• [Goal of the exercise]:
Without skipping anything, write out each record below exactly.

━━━ Material shown ━━━

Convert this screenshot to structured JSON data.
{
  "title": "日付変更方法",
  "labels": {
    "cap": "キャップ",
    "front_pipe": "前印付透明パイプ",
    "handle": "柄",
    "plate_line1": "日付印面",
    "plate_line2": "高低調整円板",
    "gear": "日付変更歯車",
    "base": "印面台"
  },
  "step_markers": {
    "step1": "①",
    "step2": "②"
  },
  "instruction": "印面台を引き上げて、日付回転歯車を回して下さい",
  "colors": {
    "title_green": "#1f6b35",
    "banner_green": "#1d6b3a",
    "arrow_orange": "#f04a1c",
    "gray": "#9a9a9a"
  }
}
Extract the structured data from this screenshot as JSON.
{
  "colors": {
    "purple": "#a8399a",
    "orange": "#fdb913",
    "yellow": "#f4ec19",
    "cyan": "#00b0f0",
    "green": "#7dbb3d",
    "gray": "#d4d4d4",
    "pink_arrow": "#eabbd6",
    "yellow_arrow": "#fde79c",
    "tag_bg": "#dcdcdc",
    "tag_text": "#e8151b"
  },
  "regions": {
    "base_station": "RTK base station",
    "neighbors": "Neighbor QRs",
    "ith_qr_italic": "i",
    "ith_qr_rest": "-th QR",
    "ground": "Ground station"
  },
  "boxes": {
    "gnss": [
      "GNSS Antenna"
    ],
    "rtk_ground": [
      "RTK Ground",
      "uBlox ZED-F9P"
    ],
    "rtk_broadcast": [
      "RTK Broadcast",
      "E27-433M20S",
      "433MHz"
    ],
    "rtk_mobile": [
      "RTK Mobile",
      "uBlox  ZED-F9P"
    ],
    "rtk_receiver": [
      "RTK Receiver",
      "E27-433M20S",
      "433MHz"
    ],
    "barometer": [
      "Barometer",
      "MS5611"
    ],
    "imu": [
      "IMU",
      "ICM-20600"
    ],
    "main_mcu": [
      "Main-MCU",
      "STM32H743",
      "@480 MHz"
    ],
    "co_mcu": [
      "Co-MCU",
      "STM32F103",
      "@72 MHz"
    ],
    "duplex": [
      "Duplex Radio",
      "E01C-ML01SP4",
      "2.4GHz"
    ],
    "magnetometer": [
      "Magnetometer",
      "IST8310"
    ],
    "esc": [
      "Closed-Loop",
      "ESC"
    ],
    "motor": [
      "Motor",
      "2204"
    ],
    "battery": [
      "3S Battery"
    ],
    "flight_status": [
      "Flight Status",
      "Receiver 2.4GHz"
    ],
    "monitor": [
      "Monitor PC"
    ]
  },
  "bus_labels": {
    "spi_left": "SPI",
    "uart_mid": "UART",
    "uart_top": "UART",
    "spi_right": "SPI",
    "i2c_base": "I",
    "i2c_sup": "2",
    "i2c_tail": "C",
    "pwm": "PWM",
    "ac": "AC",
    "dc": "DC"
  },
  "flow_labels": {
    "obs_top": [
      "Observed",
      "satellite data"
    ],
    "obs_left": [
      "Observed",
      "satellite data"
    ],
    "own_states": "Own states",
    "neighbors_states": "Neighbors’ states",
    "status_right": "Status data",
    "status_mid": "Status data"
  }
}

━━━

• [Task output]:
Convert this screenshot to structured JSON data.
{
  "title": "日付変更方法",
  "labels": {
    "cap": "キャップ",
    "front_pipe": "前印付透明パイプ",
    "handle": "柄",
    "plate_line1": "日付印面",
    "plate_line2": "高低調整円板",
    "gear": "日付変更歯車",
    "base": "印面台"
  },
  "step_markers": {
    "step1": "①",
    "step2": "②"
  },
  "instruction": "印面台を引き上げて、日付回転歯車を回して下さい",
  "colors": {
    "title_green": "#1f6b35",
    "banner_green": "#1d6b3a",
    "arrow_orange": "#f04a1c",
    "gray": "#9a9a9a"
  }
}
Extract the structured data from this screenshot as JSON.
{
  "colors": {
    "purple": "#a8399a",
    "orange": "#fdb913",
    "yellow": "#f4ec19",
    "cyan": "#00b0f0",
    "green": "#7dbb3d",
    "gray": "#d4d4d4",
    "pink_arrow": "#eabbd6",
    "yellow_arrow": "#fde79c",
    "tag_bg": "#dcdcdc",
    "tag_text": "#e8151b"
  },
  "regions": {
    "base_station": "RTK base station",
    "neighbors": "Neighbor QRs",
    "ith_qr_italic": "i",
    "ith_qr_rest": "-th QR",
    "ground": "Ground station"
  },
  "boxes": {
    "gnss": [
      "GNSS Antenna"
    ],
    "rtk_ground": [
      "RTK Ground",
      "uBlox ZED-F9P"
    ],
    "rtk_broadcast": [
      "RTK Broadcast",
      "E27-433M20S",
      "433MHz"
    ],
    "rtk_mobile": [
      "RTK Mobile",
      "uBlox  ZED-F9P"
    ],
    "rtk_receiver": [
      "RTK Receiver",
      "E27-433M20S",
      "433MHz"
    ],
    "barometer": [
      "Barometer",
      "MS5611"
    ],
    "imu": [
      "IMU",
      "ICM-20600"
    ],
    "main_mcu": [
      "Main-MCU",
      "STM32H743",
      "@480 MHz"
    ],
    "co_mcu": [
      "Co-MCU",
      "STM32F103",
      "@72 MHz"
    ],
    "duplex": [
      "Duplex Radio",
      "E01C-ML01SP4",
      "2.4GHz"
    ],
    "magnetometer": [
      "Magnetometer",
      "IST8310"
    ],
    "esc": [
      "Closed-Loop",
      "ESC"
    ],
    "motor": [
      "Motor",
      "2204"
    ],
    "battery": [
      "3S Battery"
    ],
    "flight_status": [
      "Flight Status",
      "Receiver 2.4GHz"
    ],
    "monitor": [
      "Monitor PC"
    ]
  },
  "bus_labels": {
    "spi_left": "SPI",
    "uart_mid": "UART",
    "uart_top": "UART",
    "spi_right": "SPI",
    "i2c_base": "I",
    "i2c_sup": "2",
    "i2c_tail": "C",
    "pwm": "PWM",
    "ac": "AC",
    "dc": "DC"
  },
  "flow_labels": {
    "obs_top": [
      "Observed",
      "satellite data"
    ],
    "obs_left": [
      "Observed",
      "satellite data"
    ],
    "own_states": "Own states",
    "neighbors_states": "Neighbors’ states",
    "status_right": "Status data",
    "status_mid": "Status data"
  }
}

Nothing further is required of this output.